Short problem
Take each line containing the word "земельных" and copy it.
[START Data for the task]
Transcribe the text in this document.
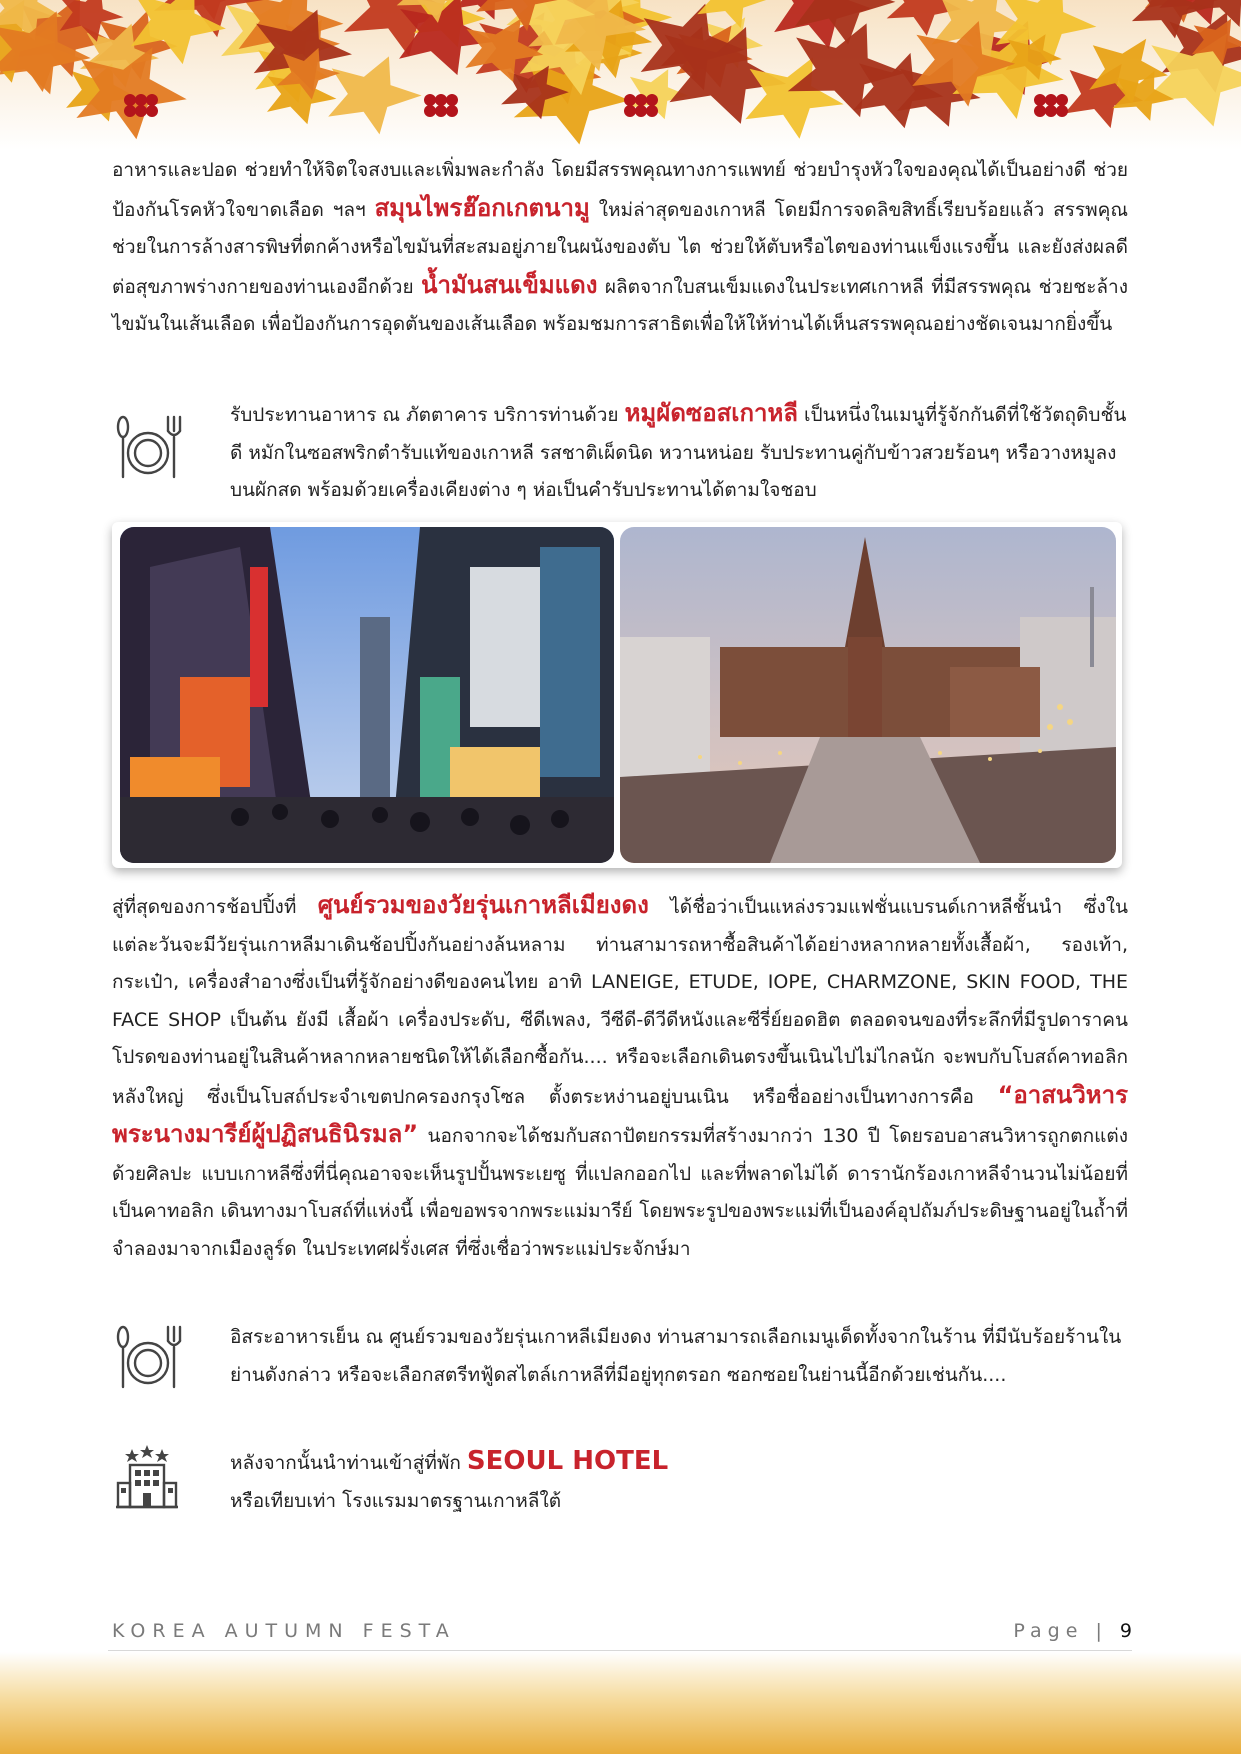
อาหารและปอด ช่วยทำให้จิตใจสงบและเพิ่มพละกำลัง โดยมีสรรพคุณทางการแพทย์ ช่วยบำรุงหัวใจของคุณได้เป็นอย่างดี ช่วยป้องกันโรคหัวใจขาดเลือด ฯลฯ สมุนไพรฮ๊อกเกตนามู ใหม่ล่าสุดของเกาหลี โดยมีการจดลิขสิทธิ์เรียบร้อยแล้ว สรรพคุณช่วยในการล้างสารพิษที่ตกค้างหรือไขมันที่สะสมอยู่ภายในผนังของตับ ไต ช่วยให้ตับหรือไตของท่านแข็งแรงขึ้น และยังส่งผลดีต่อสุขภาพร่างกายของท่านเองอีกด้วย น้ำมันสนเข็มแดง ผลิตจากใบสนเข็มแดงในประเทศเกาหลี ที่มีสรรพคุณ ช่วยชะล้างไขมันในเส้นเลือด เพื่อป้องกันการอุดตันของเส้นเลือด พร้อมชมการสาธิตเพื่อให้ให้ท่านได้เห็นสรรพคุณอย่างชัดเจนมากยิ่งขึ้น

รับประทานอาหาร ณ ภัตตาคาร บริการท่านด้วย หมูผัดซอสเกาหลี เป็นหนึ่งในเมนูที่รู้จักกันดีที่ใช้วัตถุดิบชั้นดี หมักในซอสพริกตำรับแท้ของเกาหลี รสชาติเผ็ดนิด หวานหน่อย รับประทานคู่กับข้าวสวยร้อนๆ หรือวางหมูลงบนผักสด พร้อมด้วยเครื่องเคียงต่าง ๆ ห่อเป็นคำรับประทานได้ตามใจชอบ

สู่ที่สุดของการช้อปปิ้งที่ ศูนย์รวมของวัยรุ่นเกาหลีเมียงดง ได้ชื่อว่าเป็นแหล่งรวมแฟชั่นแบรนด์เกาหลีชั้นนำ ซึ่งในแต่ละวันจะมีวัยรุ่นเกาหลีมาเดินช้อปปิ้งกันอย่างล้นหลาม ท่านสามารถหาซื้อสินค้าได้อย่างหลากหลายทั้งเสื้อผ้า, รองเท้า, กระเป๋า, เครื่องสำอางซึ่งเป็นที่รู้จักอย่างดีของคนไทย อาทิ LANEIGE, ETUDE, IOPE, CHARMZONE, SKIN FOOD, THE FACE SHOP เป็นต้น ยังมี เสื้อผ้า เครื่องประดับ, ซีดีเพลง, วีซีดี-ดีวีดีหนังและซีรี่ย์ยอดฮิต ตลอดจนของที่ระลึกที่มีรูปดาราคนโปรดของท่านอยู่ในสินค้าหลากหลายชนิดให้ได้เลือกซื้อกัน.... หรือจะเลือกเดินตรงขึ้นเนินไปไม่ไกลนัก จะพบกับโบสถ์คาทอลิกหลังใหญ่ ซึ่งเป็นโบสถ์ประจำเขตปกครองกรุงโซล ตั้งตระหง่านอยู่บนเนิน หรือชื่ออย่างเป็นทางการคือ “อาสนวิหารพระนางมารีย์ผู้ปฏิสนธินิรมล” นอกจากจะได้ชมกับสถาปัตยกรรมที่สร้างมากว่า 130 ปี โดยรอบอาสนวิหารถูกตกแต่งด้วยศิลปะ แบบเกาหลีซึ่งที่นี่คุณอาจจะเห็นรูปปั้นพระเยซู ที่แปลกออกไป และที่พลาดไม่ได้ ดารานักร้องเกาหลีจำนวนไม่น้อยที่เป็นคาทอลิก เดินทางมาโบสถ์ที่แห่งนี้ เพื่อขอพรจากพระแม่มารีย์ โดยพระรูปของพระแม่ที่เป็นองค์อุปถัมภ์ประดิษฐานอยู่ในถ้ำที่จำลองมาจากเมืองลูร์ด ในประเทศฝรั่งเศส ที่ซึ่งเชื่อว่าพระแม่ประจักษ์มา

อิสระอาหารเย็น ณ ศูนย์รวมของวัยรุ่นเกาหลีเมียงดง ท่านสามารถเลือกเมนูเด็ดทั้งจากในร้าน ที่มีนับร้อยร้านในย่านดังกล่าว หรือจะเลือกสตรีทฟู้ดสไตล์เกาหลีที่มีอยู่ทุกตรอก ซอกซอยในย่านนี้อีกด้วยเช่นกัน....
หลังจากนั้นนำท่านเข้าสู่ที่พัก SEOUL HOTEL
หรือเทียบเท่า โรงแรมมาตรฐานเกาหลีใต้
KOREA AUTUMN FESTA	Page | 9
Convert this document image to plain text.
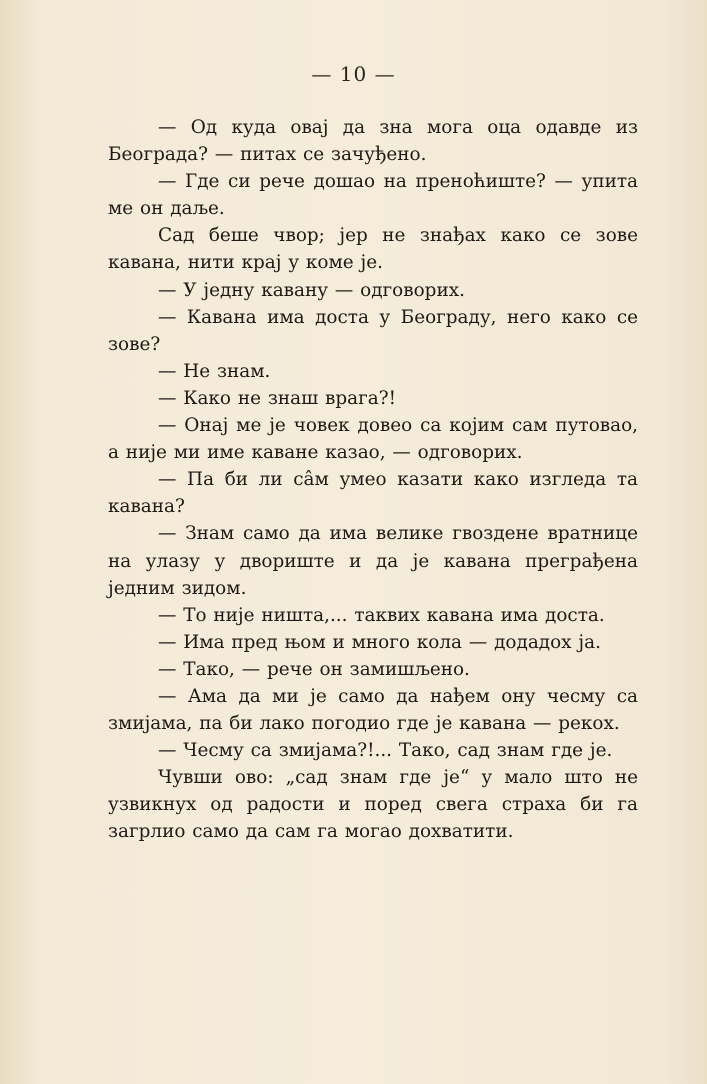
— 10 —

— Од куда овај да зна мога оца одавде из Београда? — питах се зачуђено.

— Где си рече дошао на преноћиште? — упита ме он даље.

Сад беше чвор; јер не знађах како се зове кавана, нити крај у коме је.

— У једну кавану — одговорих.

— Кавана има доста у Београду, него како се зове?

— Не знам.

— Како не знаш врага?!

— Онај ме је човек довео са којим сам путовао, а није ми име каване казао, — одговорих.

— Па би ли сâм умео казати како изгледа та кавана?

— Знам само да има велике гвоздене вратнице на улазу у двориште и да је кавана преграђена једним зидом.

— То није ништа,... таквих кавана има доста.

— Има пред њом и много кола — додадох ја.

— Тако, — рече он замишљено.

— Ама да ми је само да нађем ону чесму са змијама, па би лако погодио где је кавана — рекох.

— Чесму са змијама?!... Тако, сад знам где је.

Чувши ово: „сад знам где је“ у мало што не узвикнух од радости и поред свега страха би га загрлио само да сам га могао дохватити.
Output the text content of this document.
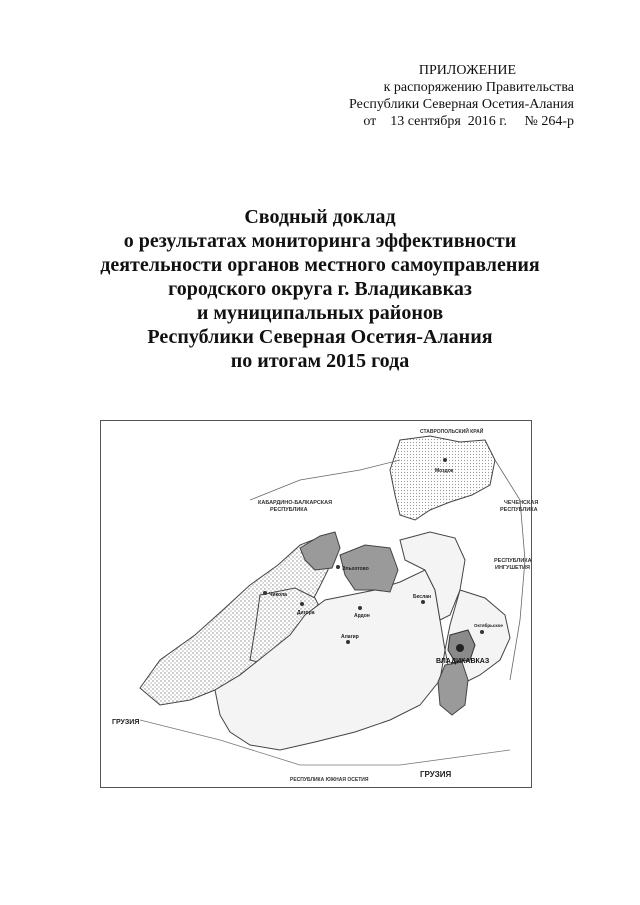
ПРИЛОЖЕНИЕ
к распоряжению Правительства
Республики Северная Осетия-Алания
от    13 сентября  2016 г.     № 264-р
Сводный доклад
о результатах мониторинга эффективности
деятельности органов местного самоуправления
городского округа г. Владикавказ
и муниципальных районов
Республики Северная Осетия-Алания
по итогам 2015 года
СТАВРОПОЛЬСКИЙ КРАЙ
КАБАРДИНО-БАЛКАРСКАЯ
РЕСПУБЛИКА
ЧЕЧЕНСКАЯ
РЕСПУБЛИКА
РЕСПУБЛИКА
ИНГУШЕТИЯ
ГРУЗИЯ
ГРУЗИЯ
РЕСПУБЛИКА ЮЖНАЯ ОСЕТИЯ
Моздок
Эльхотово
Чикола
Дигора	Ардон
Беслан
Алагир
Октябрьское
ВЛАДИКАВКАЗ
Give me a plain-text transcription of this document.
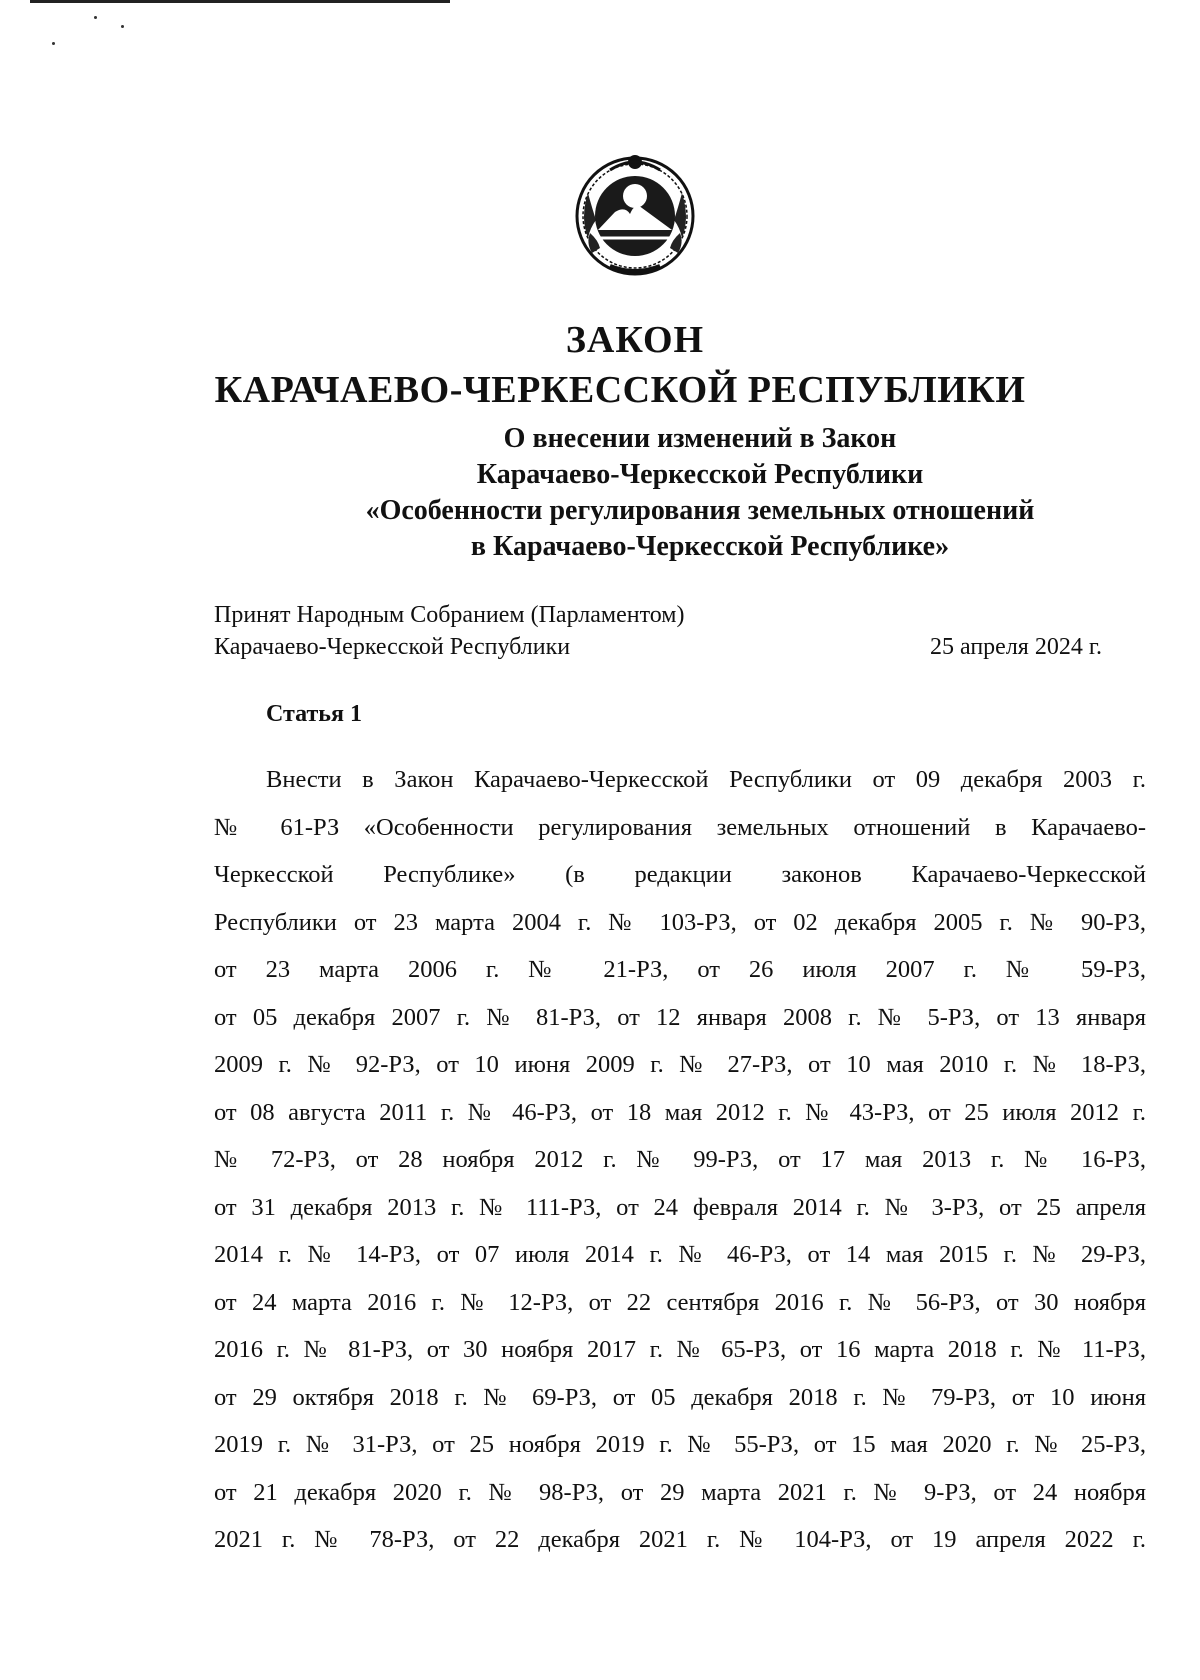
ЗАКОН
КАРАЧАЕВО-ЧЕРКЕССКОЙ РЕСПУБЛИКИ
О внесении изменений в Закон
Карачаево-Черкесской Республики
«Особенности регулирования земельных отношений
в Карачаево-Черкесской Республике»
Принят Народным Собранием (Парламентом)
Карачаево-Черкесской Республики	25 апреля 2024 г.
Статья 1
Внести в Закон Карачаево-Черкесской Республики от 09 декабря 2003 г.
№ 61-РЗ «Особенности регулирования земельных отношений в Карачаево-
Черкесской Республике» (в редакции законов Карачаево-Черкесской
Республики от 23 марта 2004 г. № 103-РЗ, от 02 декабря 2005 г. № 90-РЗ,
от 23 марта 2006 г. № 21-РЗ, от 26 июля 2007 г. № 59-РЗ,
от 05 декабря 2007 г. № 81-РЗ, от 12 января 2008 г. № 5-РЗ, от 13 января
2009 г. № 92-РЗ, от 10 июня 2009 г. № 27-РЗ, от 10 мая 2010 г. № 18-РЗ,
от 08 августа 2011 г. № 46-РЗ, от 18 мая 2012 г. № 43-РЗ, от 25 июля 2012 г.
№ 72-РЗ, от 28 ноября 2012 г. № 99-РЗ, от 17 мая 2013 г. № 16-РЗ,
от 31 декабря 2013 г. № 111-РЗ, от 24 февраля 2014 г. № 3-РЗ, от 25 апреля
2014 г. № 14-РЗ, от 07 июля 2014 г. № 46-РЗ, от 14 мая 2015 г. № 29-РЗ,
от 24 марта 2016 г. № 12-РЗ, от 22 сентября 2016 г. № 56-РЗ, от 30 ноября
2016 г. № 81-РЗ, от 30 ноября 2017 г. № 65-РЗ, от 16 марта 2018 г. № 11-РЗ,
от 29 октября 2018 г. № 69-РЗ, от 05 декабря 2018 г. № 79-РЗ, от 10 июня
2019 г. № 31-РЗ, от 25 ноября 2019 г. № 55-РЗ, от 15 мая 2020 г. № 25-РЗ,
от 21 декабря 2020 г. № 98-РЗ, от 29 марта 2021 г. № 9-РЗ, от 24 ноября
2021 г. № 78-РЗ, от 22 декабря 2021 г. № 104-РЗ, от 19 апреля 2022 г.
[END Data for the task]
Task answer
«Особенности регулирования земельных отношений
№ 61-РЗ «Особенности регулирования земельных отношений в Карачаево-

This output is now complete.